▶ Written problem: Tally the lines with the word "material" and report the number alone.

▶ Supplied entries:
----------------------------------------
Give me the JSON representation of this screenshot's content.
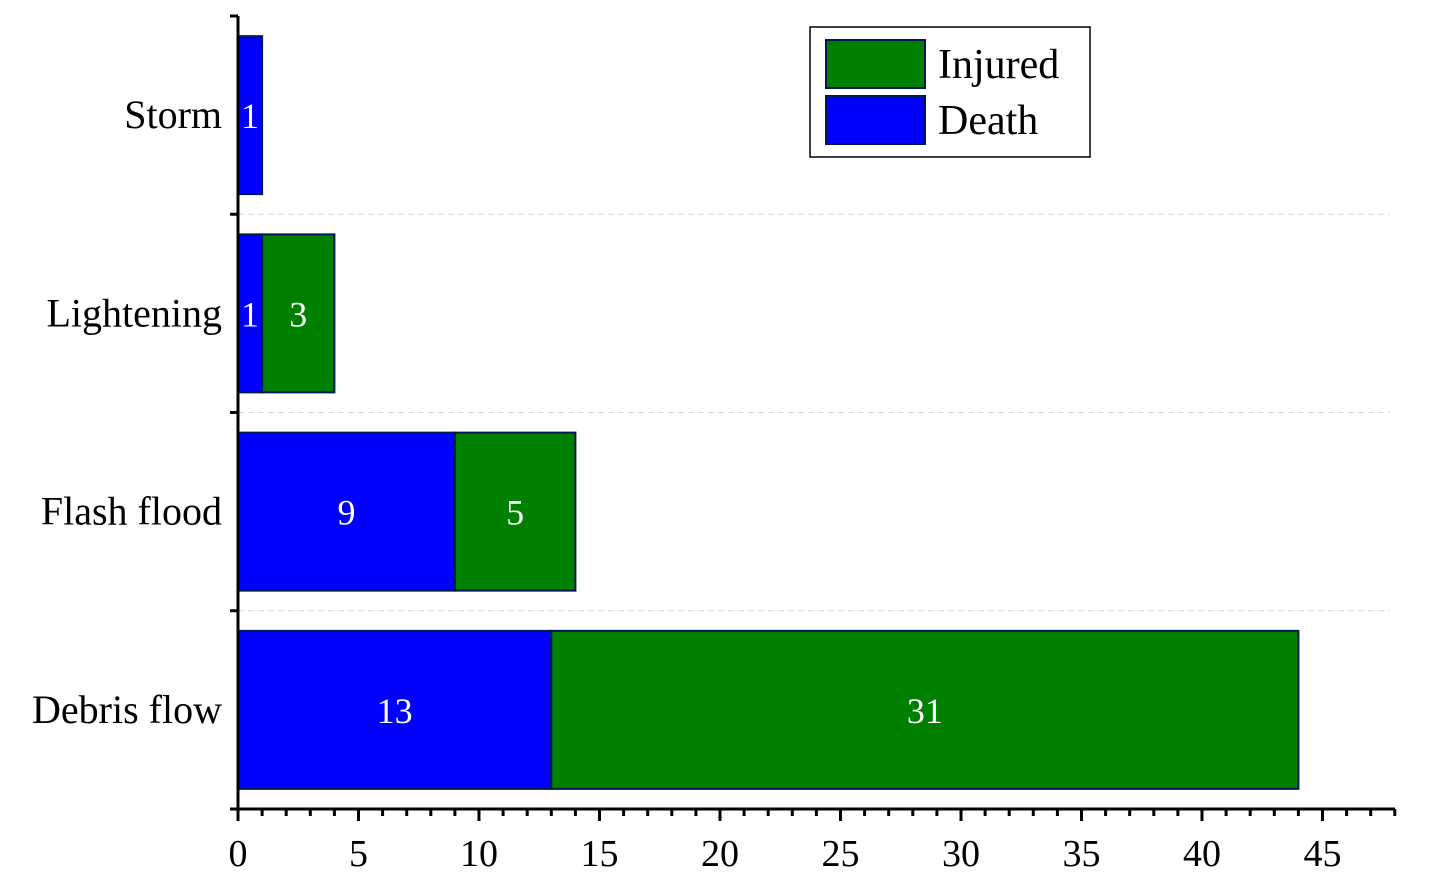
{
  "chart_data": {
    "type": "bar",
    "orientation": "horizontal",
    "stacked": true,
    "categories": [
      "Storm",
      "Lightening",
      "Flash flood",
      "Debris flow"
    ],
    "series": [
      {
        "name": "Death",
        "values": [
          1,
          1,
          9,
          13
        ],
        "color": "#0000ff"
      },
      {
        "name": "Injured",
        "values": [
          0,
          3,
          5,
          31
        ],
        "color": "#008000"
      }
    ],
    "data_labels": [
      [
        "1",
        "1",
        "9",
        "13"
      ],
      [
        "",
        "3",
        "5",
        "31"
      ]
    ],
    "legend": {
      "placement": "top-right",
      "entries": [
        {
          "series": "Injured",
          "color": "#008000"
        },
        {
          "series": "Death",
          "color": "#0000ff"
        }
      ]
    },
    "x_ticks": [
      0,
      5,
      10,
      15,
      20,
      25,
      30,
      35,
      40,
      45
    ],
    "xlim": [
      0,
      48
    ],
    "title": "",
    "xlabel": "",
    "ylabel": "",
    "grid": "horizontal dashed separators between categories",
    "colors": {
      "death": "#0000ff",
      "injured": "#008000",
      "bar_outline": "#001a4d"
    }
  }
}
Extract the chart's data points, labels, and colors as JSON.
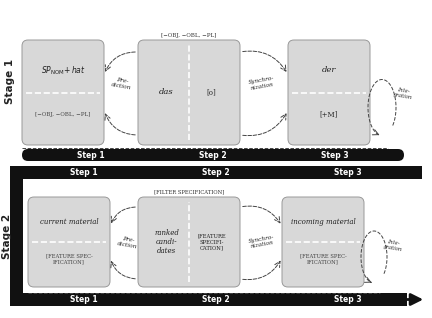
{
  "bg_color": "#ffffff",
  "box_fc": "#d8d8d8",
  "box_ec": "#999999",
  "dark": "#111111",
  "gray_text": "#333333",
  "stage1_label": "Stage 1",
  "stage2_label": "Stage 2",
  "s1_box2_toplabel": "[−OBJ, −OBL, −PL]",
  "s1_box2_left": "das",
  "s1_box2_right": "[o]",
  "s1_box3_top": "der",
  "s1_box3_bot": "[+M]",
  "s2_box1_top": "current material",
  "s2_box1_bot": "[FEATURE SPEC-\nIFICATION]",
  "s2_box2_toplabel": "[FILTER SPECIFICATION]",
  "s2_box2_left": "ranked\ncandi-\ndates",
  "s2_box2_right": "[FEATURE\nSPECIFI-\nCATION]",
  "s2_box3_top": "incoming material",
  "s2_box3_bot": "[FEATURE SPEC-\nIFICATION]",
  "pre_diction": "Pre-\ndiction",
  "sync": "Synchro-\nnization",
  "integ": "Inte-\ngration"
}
----------------------------------------
▶ Exercise solution: 2